-- THE INPUT --
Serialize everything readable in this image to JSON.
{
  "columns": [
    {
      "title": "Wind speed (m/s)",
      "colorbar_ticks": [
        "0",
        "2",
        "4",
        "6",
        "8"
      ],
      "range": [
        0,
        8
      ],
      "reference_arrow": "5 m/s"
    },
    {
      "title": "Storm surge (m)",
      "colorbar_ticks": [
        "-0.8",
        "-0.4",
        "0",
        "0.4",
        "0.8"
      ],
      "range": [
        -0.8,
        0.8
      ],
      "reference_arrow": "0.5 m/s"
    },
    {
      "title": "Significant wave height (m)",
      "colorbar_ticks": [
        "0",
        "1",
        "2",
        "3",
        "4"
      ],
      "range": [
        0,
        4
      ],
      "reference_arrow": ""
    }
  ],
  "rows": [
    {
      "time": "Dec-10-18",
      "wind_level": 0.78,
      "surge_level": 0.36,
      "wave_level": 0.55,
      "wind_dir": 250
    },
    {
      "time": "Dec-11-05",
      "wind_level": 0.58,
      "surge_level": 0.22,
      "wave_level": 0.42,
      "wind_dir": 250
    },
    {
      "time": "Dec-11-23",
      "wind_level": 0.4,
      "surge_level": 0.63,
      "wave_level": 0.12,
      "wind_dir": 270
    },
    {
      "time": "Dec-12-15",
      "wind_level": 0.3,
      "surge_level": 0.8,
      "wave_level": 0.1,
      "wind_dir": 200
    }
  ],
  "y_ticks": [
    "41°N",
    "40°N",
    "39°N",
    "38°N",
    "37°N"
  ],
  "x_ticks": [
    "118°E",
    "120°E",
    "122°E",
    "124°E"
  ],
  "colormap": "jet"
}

-- EXERCISE REQUIREMENTS --
Search the data above for lines holding "title" and copy each of them.

-- OUTPUT OF THE EXERCISE --
      "title": "Wind speed (m/s)",
      "title": "Storm surge (m)",
      "title": "Significant wave height (m)",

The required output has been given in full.